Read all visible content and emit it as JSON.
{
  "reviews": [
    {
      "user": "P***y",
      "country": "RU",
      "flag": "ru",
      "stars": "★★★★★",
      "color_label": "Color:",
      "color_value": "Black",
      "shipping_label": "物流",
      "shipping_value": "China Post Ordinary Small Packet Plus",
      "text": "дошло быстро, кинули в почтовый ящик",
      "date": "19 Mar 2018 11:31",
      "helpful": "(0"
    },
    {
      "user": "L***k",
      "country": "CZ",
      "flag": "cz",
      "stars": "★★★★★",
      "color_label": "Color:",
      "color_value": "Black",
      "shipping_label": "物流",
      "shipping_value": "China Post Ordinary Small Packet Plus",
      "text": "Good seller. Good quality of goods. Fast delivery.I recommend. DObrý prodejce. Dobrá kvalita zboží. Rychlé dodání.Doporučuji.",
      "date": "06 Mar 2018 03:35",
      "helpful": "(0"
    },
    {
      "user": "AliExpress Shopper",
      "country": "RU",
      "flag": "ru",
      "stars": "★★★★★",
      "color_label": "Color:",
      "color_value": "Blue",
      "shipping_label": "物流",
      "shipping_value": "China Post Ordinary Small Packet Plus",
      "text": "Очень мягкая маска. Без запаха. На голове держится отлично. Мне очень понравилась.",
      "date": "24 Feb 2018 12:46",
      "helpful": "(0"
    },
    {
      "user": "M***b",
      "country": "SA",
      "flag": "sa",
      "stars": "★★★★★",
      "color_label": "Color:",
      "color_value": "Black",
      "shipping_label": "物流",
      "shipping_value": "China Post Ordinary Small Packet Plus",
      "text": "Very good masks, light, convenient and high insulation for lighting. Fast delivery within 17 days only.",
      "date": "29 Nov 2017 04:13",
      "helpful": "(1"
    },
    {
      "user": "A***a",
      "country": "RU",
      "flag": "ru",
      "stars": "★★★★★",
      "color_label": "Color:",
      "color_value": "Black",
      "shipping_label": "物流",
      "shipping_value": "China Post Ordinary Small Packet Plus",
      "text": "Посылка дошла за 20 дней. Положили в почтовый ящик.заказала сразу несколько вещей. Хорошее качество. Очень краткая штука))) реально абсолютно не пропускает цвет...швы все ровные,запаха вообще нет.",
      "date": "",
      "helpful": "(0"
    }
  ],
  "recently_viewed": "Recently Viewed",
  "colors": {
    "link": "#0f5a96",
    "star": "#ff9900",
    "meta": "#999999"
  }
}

○ ○ ○ ○ ○

Make an exact copy of the material above.

Read all visible content and emit it as JSON.
{
  "reviews": [
    {
      "user": "P***y",
      "country": "RU",
      "flag": "ru",
      "stars": "★★★★★",
      "color_label": "Color:",
      "color_value": "Black",
      "shipping_label": "物流",
      "shipping_value": "China Post Ordinary Small Packet Plus",
      "text": "дошло быстро, кинули в почтовый ящик",
      "date": "19 Mar 2018 11:31",
      "helpful": "(0"
    },
    {
      "user": "L***k",
      "country": "CZ",
      "flag": "cz",
      "stars": "★★★★★",
      "color_label": "Color:",
      "color_value": "Black",
      "shipping_label": "物流",
      "shipping_value": "China Post Ordinary Small Packet Plus",
      "text": "Good seller. Good quality of goods. Fast delivery.I recommend. DObrý prodejce. Dobrá kvalita zboží. Rychlé dodání.Doporučuji.",
      "date": "06 Mar 2018 03:35",
      "helpful": "(0"
    },
    {
      "user": "AliExpress Shopper",
      "country": "RU",
      "flag": "ru",
      "stars": "★★★★★",
      "color_label": "Color:",
      "color_value": "Blue",
      "shipping_label": "物流",
      "shipping_value": "China Post Ordinary Small Packet Plus",
      "text": "Очень мягкая маска. Без запаха. На голове держится отлично. Мне очень понравилась.",
      "date": "24 Feb 2018 12:46",
      "helpful": "(0"
    },
    {
      "user": "M***b",
      "country": "SA",
      "flag": "sa",
      "stars": "★★★★★",
      "color_label": "Color:",
      "color_value": "Black",
      "shipping_label": "物流",
      "shipping_value": "China Post Ordinary Small Packet Plus",
      "text": "Very good masks, light, convenient and high insulation for lighting. Fast delivery within 17 days only.",
      "date": "29 Nov 2017 04:13",
      "helpful": "(1"
    },
    {
      "user": "A***a",
      "country": "RU",
      "flag": "ru",
      "stars": "★★★★★",
      "color_label": "Color:",
      "color_value": "Black",
      "shipping_label": "物流",
      "shipping_value": "China Post Ordinary Small Packet Plus",
      "text": "Посылка дошла за 20 дней. Положили в почтовый ящик.заказала сразу несколько вещей. Хорошее качество. Очень краткая штука))) реально абсолютно не пропускает цвет...швы все ровные,запаха вообще нет.",
      "date": "",
      "helpful": "(0"
    }
  ],
  "recently_viewed": "Recently Viewed",
  "colors": {
    "link": "#0f5a96",
    "star": "#ff9900",
    "meta": "#999999"
  }
}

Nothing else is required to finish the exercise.